▶ Stated task
Read the material below and tally how many lines hold the word "data", giving the number and nothing else.

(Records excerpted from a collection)
# # #

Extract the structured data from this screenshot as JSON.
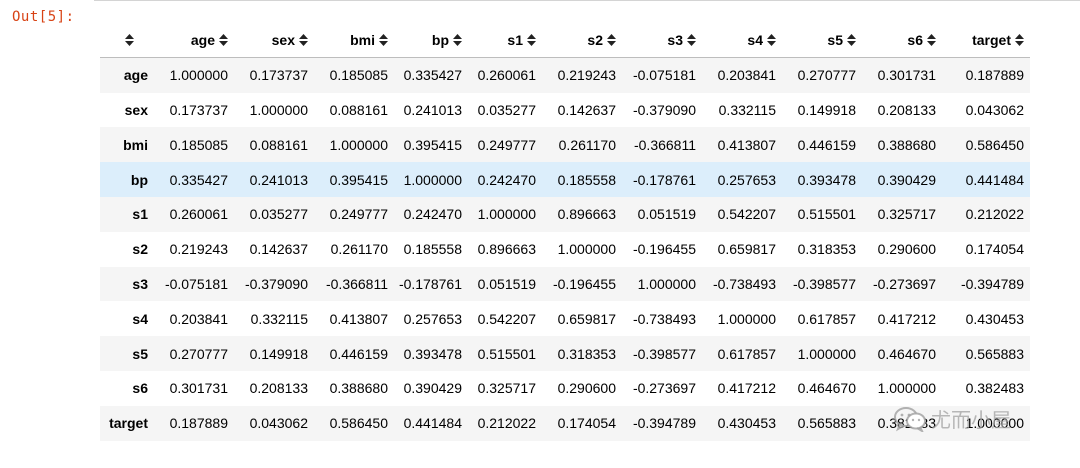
{
  "cell": {
    "prompt": "Out[5]:"
  },
  "table": {
    "columns": [
      "age",
      "sex",
      "bmi",
      "bp",
      "s1",
      "s2",
      "s3",
      "s4",
      "s5",
      "s6",
      "target"
    ],
    "highlighted_row": "bp",
    "rows": [
      {
        "label": "age",
        "values": [
          "1.000000",
          "0.173737",
          "0.185085",
          "0.335427",
          "0.260061",
          "0.219243",
          "-0.075181",
          "0.203841",
          "0.270777",
          "0.301731",
          "0.187889"
        ]
      },
      {
        "label": "sex",
        "values": [
          "0.173737",
          "1.000000",
          "0.088161",
          "0.241013",
          "0.035277",
          "0.142637",
          "-0.379090",
          "0.332115",
          "0.149918",
          "0.208133",
          "0.043062"
        ]
      },
      {
        "label": "bmi",
        "values": [
          "0.185085",
          "0.088161",
          "1.000000",
          "0.395415",
          "0.249777",
          "0.261170",
          "-0.366811",
          "0.413807",
          "0.446159",
          "0.388680",
          "0.586450"
        ]
      },
      {
        "label": "bp",
        "values": [
          "0.335427",
          "0.241013",
          "0.395415",
          "1.000000",
          "0.242470",
          "0.185558",
          "-0.178761",
          "0.257653",
          "0.393478",
          "0.390429",
          "0.441484"
        ]
      },
      {
        "label": "s1",
        "values": [
          "0.260061",
          "0.035277",
          "0.249777",
          "0.242470",
          "1.000000",
          "0.896663",
          "0.051519",
          "0.542207",
          "0.515501",
          "0.325717",
          "0.212022"
        ]
      },
      {
        "label": "s2",
        "values": [
          "0.219243",
          "0.142637",
          "0.261170",
          "0.185558",
          "0.896663",
          "1.000000",
          "-0.196455",
          "0.659817",
          "0.318353",
          "0.290600",
          "0.174054"
        ]
      },
      {
        "label": "s3",
        "values": [
          "-0.075181",
          "-0.379090",
          "-0.366811",
          "-0.178761",
          "0.051519",
          "-0.196455",
          "1.000000",
          "-0.738493",
          "-0.398577",
          "-0.273697",
          "-0.394789"
        ]
      },
      {
        "label": "s4",
        "values": [
          "0.203841",
          "0.332115",
          "0.413807",
          "0.257653",
          "0.542207",
          "0.659817",
          "-0.738493",
          "1.000000",
          "0.617857",
          "0.417212",
          "0.430453"
        ]
      },
      {
        "label": "s5",
        "values": [
          "0.270777",
          "0.149918",
          "0.446159",
          "0.393478",
          "0.515501",
          "0.318353",
          "-0.398577",
          "0.617857",
          "1.000000",
          "0.464670",
          "0.565883"
        ]
      },
      {
        "label": "s6",
        "values": [
          "0.301731",
          "0.208133",
          "0.388680",
          "0.390429",
          "0.325717",
          "0.290600",
          "-0.273697",
          "0.417212",
          "0.464670",
          "1.000000",
          "0.382483"
        ]
      },
      {
        "label": "target",
        "values": [
          "0.187889",
          "0.043062",
          "0.586450",
          "0.441484",
          "0.212022",
          "0.174054",
          "-0.394789",
          "0.430453",
          "0.565883",
          "0.382483",
          "1.000000"
        ]
      }
    ]
  },
  "watermark": {
    "text": "尤而小屋",
    "icon": "wechat-icon"
  },
  "colors": {
    "prompt": "#d84315",
    "highlight_row": "#dceefb",
    "stripe": "#f5f5f5"
  }
}
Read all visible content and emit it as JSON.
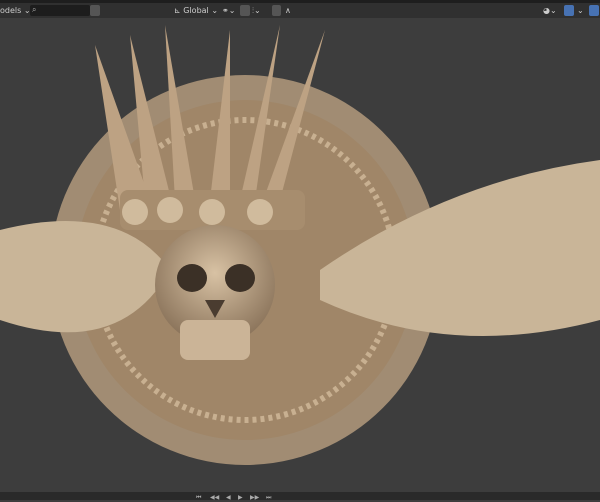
{
  "header": {
    "collection_label": "odels",
    "search_placeholder": "",
    "orientation": "Global"
  },
  "bottom": {
    "playback": [
      "⏮",
      "◀◀",
      "◀",
      "▶",
      "▶▶",
      "⏭"
    ]
  },
  "colors": {
    "bg": "#3d3d3d",
    "model": "#c2a88a",
    "accent": "#4772b3"
  }
}
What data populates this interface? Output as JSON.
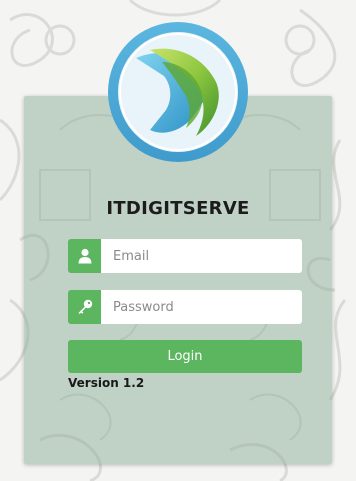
{
  "app": {
    "brand_name": "ITDIGITSERVE",
    "version_text": "Version 1.2"
  },
  "form": {
    "email": {
      "placeholder": "Email",
      "value": "",
      "icon": "user-icon"
    },
    "password": {
      "placeholder": "Password",
      "value": "",
      "icon": "key-icon"
    },
    "login_label": "Login"
  },
  "colors": {
    "accent_green": "#5cb65f",
    "card_tint": "#96b4a0",
    "logo_ring": "#4aa8d8",
    "logo_green": "#8cc63f",
    "text_dark": "#1c1c1c"
  }
}
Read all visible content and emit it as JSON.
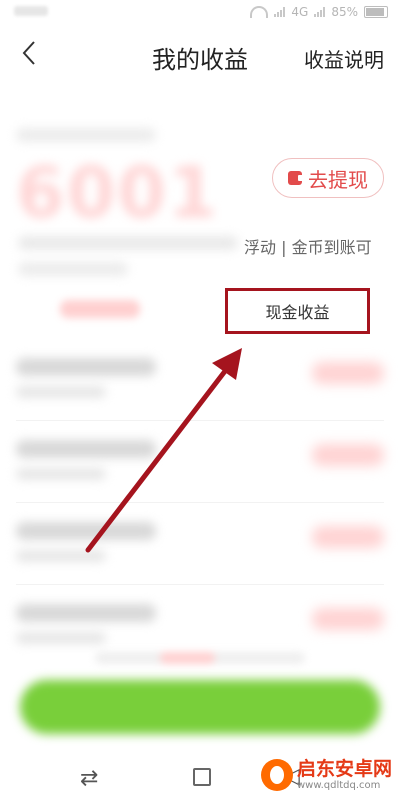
{
  "status_bar": {
    "network": "4G",
    "battery": "85%"
  },
  "header": {
    "back_icon": "chevron-left-icon",
    "title": "我的收益",
    "explain_label": "收益说明"
  },
  "summary": {
    "amount": "6001",
    "withdraw_label": "去提现",
    "note_visible": "浮动 | 金币到账可"
  },
  "tabs": {
    "cash_label": "现金收益"
  },
  "watermark": {
    "name": "启东安卓网",
    "url": "www.qdltdq.com"
  },
  "colors": {
    "highlight_border": "#a5141e",
    "arrow": "#a5141e",
    "accent_red": "#e24b4b",
    "green_button": "#79cf3a"
  }
}
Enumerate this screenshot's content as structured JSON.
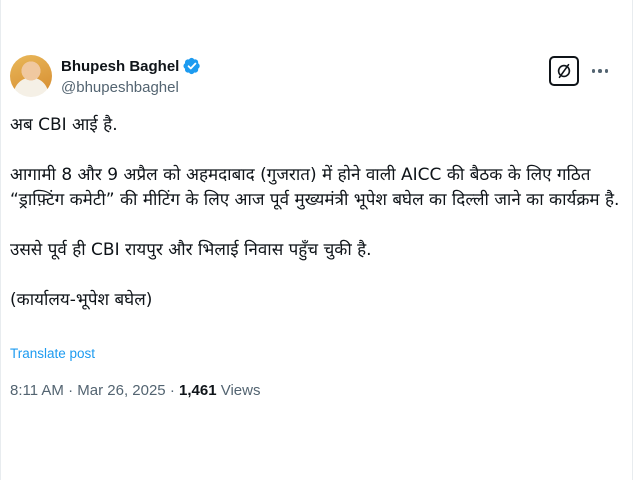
{
  "author": {
    "name": "Bhupesh Baghel",
    "handle": "@bhupeshbaghel"
  },
  "post": {
    "paragraphs": [
      "अब CBI आई है.",
      "आगामी 8 और 9 अप्रैल को अहमदाबाद (गुजरात) में होने वाली AICC की बैठक के लिए गठित “ड्राफ़्टिंग कमेटी” की मीटिंग के लिए आज पूर्व मुख्यमंत्री भूपेश बघेल का दिल्ली जाने का कार्यक्रम है.",
      "उससे पूर्व ही CBI रायपुर और भिलाई निवास पहुँच चुकी है.",
      "(कार्यालय-भूपेश बघेल)"
    ],
    "translate_label": "Translate post"
  },
  "meta": {
    "time": "8:11 AM",
    "separator": "·",
    "date": "Mar 26, 2025",
    "views_count": "1,461",
    "views_label": "Views"
  },
  "icons": {
    "verified": "verified-badge-icon",
    "grok": "grok-icon",
    "more": "more-options-icon"
  },
  "colors": {
    "accent": "#1d9bf0",
    "text": "#0f1419",
    "secondary": "#536471"
  }
}
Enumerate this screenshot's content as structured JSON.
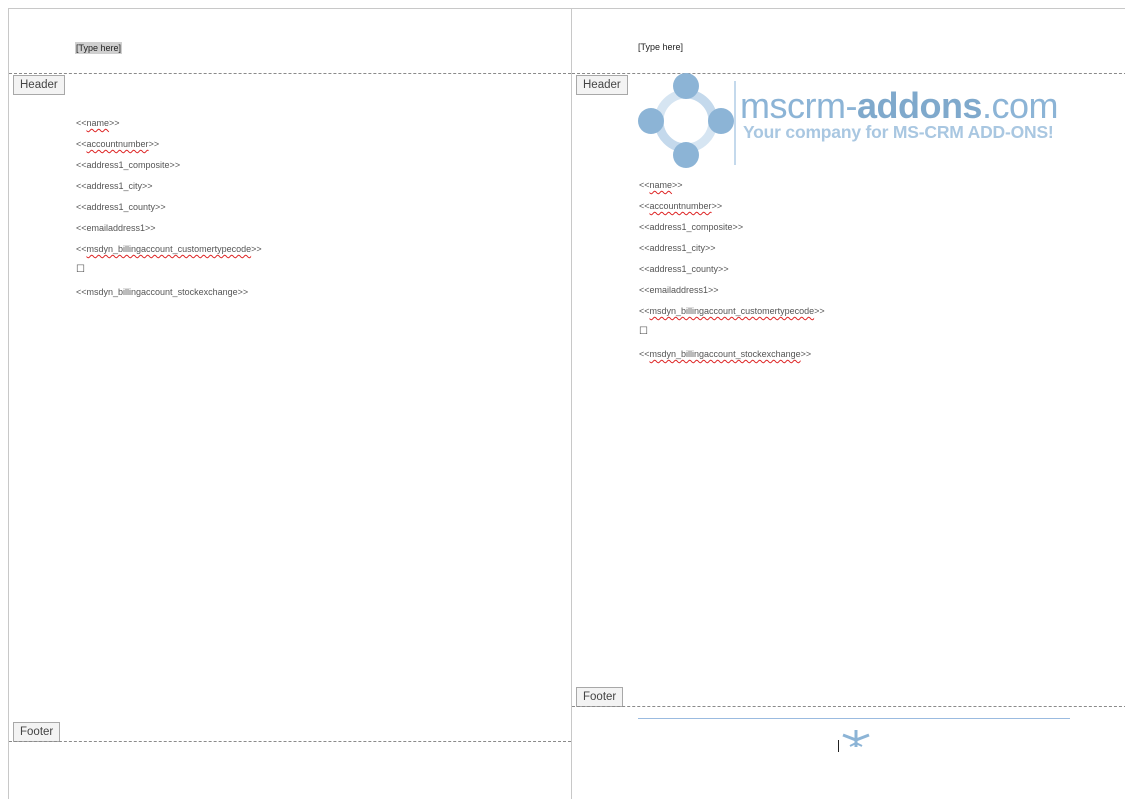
{
  "left_page": {
    "header_placeholder": "[Type here]",
    "header_tag": "Header",
    "footer_tag": "Footer",
    "fields": [
      {
        "pre": "<<",
        "word": "name",
        "post": ">>"
      },
      {
        "pre": "<<",
        "word": "accountnumber",
        "post": ">>"
      },
      {
        "pre": "<<address1_composite>>",
        "word": "",
        "post": ""
      },
      {
        "pre": "<<address1_city>>",
        "word": "",
        "post": ""
      },
      {
        "pre": "<<address1_county>>",
        "word": "",
        "post": ""
      },
      {
        "pre": "<<emailaddress1>>",
        "word": "",
        "post": ""
      },
      {
        "pre": "<<",
        "word": "msdyn_billingaccount_customertypecode",
        "post": ">>"
      },
      {
        "pre": "☐",
        "word": "",
        "post": ""
      },
      {
        "pre": "<<msdyn_billingaccount_stockexchange>>",
        "word": "",
        "post": ""
      }
    ]
  },
  "right_page": {
    "header_placeholder": "[Type here]",
    "header_tag": "Header",
    "footer_tag": "Footer",
    "logo": {
      "line1_light": "mscrm-",
      "line1_bold": "addons",
      "line1_tail": ".com",
      "line2": "Your company for MS-CRM ADD-ONS!"
    },
    "fields": [
      {
        "pre": "<<",
        "word": "name",
        "post": ">>"
      },
      {
        "pre": "<<",
        "word": "accountnumber",
        "post": ">>"
      },
      {
        "pre": "<<address1_composite>>",
        "word": "",
        "post": ""
      },
      {
        "pre": "<<address1_city>>",
        "word": "",
        "post": ""
      },
      {
        "pre": "<<address1_county>>",
        "word": "",
        "post": ""
      },
      {
        "pre": "<<emailaddress1>>",
        "word": "",
        "post": ""
      },
      {
        "pre": "<<",
        "word": "msdyn_billingaccount_customertypecode",
        "post": ">>"
      },
      {
        "pre": "☐",
        "word": "",
        "post": ""
      },
      {
        "pre": "<<",
        "word": "msdyn_billingaccount_stockexchange",
        "post": ">>"
      }
    ]
  },
  "colors": {
    "logo_blue": "#8cb4d6",
    "footer_rule": "#9bbbe0",
    "squiggle": "#dd2222"
  },
  "icons": {
    "footer_icon": "plane-icon"
  }
}
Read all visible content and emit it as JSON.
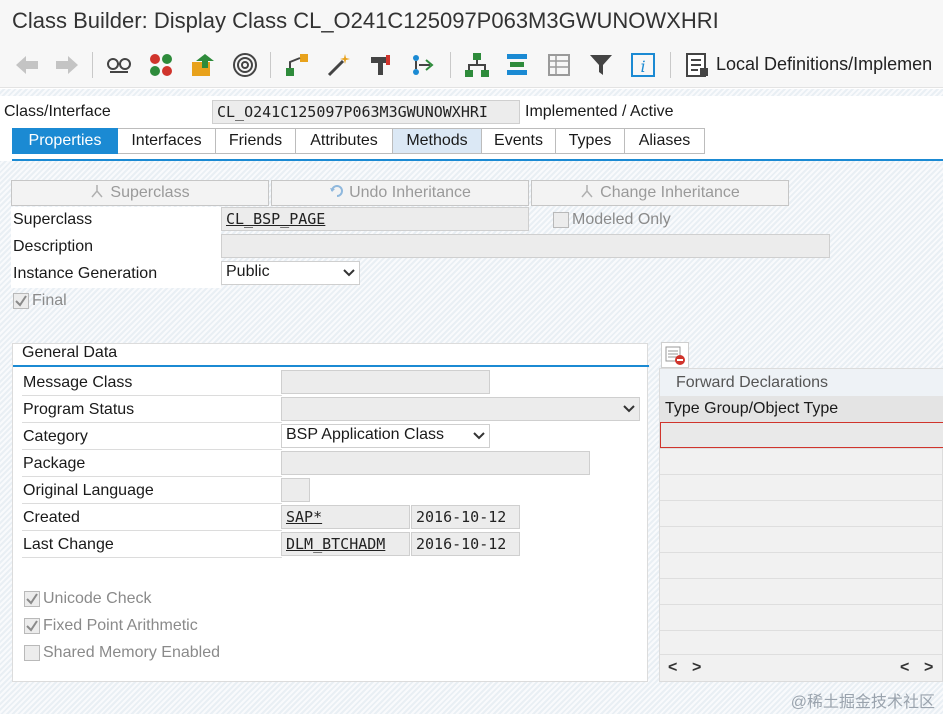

# # #

▶ Task answer
2